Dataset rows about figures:
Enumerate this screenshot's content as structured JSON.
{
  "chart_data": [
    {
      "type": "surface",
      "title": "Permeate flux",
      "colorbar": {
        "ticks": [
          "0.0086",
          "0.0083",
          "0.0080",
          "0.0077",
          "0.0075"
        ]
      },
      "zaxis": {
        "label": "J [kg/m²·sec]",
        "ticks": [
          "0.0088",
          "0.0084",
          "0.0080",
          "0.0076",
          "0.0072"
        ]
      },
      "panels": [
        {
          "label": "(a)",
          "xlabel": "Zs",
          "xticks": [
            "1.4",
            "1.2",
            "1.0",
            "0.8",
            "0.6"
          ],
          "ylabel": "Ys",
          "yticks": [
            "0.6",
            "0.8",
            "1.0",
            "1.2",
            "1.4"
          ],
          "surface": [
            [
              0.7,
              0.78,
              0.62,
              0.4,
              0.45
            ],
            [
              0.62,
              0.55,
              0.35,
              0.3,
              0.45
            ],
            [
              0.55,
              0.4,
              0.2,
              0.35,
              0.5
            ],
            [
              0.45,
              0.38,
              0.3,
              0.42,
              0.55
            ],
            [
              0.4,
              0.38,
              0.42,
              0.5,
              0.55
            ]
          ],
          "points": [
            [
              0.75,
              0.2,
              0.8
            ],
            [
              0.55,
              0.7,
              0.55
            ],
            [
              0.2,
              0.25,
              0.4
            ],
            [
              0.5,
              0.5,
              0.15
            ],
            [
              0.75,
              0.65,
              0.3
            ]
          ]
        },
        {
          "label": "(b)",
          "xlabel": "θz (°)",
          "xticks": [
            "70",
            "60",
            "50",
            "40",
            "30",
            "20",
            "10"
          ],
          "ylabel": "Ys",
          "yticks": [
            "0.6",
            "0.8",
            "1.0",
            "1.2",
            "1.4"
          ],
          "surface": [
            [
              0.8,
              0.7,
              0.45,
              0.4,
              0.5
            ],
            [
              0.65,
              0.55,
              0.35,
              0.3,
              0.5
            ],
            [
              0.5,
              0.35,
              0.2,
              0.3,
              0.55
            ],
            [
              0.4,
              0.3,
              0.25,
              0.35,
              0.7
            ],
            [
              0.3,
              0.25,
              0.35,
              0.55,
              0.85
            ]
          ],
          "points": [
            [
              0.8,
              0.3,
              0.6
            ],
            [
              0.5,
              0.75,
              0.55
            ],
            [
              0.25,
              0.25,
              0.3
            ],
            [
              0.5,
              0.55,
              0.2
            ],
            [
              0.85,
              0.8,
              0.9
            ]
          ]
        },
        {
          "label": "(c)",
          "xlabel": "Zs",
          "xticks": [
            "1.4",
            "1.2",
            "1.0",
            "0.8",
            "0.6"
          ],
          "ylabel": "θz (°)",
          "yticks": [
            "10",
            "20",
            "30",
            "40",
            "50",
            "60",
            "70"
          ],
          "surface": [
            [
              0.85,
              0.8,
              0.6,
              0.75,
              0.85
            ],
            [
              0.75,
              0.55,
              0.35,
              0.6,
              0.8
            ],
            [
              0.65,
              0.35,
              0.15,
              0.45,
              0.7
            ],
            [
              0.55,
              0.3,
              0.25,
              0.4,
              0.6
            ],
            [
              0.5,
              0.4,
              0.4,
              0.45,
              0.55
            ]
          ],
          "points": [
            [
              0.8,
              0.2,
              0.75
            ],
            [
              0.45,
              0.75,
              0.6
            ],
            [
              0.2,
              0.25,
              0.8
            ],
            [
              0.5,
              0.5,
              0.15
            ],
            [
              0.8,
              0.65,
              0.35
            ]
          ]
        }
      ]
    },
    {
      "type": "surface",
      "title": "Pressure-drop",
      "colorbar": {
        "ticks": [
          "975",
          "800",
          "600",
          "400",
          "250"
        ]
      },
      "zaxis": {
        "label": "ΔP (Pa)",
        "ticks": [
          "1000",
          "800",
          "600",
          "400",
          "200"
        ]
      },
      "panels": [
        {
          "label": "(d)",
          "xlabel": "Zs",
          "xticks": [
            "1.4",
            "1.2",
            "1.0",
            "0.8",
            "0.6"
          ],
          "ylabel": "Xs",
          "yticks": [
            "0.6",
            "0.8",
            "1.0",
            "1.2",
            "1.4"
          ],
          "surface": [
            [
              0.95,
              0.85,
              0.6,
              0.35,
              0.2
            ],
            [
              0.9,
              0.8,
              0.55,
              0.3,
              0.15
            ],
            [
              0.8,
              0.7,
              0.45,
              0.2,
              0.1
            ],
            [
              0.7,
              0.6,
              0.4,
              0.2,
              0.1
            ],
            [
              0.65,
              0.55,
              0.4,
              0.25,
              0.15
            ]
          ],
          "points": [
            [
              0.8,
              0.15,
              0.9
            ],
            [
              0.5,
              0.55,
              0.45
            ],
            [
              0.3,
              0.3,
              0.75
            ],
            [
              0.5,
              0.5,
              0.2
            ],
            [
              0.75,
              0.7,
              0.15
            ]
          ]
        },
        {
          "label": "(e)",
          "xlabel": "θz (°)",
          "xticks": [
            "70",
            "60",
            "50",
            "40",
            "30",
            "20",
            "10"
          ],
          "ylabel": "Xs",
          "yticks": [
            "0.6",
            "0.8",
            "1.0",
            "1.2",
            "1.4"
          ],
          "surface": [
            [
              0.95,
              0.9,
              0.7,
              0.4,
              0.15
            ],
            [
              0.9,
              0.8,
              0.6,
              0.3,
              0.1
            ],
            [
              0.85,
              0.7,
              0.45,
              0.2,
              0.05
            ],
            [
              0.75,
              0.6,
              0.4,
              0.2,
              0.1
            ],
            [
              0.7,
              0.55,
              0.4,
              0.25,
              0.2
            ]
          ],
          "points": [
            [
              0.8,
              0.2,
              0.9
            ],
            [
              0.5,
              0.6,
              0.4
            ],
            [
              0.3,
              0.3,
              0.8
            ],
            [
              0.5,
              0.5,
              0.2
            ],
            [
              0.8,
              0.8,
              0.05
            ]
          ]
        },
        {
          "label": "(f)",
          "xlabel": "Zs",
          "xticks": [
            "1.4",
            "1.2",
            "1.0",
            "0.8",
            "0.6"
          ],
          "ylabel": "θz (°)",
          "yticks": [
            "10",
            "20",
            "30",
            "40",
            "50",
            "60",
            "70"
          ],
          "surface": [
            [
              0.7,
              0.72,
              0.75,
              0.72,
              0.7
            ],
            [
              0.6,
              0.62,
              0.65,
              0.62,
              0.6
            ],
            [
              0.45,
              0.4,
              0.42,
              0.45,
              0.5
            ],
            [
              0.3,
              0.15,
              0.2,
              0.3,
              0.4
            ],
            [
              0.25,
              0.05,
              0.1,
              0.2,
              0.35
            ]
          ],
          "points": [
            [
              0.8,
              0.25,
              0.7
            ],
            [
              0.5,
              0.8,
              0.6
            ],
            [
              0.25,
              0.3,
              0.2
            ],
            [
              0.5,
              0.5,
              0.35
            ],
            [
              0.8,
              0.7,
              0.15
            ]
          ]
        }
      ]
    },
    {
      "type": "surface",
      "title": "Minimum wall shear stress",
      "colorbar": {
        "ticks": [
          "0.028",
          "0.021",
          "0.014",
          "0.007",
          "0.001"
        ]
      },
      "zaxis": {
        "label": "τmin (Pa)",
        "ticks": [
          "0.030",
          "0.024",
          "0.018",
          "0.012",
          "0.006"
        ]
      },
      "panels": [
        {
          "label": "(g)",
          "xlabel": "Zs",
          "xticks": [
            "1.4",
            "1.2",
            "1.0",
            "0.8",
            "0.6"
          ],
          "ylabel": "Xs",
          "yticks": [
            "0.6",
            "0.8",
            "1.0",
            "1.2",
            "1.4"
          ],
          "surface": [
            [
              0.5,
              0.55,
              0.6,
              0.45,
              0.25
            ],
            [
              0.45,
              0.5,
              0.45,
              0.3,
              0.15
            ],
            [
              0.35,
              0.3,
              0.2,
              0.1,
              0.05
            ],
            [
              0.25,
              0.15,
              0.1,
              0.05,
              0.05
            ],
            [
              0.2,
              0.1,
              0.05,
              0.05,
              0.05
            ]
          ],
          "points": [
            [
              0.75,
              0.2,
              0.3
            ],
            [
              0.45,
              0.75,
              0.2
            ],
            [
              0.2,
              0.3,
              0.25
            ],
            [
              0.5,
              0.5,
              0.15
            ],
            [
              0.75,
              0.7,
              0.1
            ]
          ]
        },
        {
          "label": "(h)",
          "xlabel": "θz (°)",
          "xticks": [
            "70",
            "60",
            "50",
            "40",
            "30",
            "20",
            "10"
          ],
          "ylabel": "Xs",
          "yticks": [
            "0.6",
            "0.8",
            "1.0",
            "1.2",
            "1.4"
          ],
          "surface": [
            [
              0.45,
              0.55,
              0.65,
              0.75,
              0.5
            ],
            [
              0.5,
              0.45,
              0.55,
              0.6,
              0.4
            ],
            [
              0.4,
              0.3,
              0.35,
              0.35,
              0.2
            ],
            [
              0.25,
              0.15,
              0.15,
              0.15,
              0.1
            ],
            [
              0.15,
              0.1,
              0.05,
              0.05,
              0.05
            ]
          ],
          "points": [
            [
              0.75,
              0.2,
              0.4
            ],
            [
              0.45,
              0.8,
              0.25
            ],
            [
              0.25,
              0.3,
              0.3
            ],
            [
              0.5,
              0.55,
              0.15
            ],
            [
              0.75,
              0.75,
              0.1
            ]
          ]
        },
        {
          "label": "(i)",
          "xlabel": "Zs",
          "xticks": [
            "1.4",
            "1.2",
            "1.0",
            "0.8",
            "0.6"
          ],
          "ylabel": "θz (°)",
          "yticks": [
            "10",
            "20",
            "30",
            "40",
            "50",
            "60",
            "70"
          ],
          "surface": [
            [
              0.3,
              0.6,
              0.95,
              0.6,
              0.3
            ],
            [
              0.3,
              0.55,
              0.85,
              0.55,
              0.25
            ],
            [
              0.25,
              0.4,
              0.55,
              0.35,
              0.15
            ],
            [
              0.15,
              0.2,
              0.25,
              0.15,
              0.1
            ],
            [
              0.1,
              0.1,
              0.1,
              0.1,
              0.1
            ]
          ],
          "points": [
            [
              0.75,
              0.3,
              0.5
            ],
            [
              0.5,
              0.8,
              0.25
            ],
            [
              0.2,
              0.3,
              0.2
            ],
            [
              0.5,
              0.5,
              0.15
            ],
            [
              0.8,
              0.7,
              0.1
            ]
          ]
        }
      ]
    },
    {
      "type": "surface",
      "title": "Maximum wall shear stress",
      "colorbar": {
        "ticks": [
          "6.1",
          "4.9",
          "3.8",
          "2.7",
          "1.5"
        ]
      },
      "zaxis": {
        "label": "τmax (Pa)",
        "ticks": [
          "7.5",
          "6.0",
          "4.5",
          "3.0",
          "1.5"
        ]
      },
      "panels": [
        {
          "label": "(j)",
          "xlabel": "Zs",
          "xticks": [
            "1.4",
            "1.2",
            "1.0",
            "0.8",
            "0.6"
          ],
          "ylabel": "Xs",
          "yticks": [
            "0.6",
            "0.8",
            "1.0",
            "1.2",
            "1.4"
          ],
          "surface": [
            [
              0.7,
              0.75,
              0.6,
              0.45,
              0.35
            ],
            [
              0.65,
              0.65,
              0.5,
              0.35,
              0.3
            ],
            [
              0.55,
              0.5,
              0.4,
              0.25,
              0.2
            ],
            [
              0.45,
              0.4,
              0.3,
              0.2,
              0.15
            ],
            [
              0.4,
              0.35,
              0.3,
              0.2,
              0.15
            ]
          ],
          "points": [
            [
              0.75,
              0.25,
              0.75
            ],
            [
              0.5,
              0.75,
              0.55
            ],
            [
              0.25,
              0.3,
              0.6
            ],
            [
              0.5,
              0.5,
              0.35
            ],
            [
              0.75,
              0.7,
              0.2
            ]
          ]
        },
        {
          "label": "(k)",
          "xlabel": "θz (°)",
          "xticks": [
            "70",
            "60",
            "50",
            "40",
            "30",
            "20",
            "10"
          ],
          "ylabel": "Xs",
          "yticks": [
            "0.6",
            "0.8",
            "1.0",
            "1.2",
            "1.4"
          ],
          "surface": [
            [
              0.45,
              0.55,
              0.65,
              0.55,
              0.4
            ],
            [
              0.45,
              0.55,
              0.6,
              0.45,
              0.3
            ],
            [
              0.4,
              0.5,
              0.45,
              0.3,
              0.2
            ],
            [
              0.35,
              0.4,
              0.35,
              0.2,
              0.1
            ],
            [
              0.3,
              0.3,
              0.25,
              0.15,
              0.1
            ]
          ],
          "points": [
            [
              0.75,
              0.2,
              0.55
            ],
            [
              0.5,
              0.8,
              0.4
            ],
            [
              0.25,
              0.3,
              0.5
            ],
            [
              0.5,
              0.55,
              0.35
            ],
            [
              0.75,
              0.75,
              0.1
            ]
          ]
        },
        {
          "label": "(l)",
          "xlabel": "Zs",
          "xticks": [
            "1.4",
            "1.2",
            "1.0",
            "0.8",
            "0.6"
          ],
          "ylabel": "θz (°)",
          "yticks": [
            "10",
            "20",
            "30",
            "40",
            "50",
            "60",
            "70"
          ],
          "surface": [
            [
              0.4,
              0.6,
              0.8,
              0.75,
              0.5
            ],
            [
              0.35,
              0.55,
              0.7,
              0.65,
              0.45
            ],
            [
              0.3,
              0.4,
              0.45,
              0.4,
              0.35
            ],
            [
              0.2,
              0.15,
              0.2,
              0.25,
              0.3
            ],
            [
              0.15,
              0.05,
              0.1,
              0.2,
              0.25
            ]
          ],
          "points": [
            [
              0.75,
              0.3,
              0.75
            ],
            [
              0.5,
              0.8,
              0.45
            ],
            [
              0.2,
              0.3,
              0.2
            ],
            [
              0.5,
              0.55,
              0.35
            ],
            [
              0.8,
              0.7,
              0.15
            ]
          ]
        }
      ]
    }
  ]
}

### Goal of the exercise
Filter the data, keeping only the lines that contain "stress".

### Answer to this task
      "title": "Minimum wall shear stress",
      "title": "Maximum wall shear stress",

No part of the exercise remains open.